Your instructions —
Find all the lines with "color" and gather them.

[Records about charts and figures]
• • • •
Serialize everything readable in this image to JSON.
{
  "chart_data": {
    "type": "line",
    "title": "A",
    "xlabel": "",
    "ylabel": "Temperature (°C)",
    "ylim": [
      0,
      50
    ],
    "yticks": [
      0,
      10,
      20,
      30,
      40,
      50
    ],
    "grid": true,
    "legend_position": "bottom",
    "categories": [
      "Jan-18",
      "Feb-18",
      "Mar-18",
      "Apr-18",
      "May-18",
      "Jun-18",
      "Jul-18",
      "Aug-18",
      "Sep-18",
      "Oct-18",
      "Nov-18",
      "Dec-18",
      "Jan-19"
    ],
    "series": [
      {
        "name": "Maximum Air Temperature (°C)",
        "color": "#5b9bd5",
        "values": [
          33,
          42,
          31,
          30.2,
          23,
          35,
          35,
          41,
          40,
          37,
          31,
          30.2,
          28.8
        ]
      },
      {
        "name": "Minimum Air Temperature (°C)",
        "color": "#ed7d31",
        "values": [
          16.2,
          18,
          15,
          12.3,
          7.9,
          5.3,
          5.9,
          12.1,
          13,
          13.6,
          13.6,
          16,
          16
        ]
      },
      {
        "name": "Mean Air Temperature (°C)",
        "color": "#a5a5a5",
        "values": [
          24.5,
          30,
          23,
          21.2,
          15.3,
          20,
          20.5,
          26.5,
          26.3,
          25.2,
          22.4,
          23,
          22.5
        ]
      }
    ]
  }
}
• • • •
The answer —
        "color": "#5b9bd5",
        "color": "#ed7d31",
        "color": "#a5a5a5",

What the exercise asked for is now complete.